• **Task statement**
Find and copy lines holding "Tests".

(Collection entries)
╭──

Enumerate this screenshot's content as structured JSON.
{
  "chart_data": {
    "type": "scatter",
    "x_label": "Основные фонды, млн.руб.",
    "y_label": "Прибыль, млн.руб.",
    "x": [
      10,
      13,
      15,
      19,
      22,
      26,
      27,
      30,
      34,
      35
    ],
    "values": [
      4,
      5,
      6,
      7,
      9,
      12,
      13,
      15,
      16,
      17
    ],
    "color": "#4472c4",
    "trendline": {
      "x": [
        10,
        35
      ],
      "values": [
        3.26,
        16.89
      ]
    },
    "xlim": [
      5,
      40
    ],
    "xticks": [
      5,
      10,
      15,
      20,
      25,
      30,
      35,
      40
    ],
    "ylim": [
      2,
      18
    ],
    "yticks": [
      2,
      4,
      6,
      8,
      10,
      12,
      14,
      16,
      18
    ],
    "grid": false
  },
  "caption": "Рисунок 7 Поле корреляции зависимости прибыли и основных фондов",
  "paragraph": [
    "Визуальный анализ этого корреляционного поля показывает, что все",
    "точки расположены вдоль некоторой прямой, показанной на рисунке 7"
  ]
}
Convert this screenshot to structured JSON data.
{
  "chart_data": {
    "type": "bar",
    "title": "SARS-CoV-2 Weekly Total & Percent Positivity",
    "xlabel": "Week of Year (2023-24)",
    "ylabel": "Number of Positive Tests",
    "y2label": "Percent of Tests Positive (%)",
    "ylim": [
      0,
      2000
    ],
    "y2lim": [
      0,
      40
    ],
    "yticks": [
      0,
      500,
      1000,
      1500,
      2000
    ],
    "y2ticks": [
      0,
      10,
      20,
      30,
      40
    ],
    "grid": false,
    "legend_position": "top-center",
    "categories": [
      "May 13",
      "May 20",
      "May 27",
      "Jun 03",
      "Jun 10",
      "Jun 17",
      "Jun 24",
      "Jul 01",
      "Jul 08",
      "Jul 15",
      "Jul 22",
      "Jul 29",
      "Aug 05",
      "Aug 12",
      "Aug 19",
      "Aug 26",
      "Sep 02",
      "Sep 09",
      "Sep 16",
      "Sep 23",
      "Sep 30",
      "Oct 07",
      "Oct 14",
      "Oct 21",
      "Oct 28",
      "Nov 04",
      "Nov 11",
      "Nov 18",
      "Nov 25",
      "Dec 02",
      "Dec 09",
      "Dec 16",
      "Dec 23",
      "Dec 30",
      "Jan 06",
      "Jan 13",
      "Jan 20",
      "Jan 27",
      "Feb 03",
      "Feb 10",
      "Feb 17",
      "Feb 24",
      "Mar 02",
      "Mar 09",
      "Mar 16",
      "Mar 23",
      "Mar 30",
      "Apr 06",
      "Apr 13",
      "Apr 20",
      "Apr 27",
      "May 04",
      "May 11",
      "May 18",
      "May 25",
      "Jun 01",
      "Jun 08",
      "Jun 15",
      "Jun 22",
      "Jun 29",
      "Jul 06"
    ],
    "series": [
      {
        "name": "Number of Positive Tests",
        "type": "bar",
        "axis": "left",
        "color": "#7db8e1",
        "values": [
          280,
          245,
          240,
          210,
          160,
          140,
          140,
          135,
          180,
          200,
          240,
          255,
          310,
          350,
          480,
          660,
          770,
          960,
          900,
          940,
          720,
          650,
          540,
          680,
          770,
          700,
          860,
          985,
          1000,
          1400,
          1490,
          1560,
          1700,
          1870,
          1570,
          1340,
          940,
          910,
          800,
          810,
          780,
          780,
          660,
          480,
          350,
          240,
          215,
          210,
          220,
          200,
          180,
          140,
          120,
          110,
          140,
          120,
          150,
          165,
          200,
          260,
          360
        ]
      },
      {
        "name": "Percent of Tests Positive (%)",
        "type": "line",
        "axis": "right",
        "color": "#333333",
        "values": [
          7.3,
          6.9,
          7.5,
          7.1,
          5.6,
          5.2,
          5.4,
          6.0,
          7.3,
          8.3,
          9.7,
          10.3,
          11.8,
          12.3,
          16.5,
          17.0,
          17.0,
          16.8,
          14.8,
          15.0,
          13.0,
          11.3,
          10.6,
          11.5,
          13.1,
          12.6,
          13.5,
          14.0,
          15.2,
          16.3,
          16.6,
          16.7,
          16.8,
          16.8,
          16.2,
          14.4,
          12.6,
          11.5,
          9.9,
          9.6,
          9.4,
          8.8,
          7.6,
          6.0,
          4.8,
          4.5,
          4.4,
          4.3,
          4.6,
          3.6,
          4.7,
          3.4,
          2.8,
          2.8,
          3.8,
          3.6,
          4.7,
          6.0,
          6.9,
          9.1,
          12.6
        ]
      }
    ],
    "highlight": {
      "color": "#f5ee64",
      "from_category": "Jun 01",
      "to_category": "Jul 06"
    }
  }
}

╰──

• **Answer in full**
    "ylabel": "Number of Positive Tests",
    "y2label": "Percent of Tests Positive (%)",
        "name": "Number of Positive Tests",
        "name": "Percent of Tests Positive (%)",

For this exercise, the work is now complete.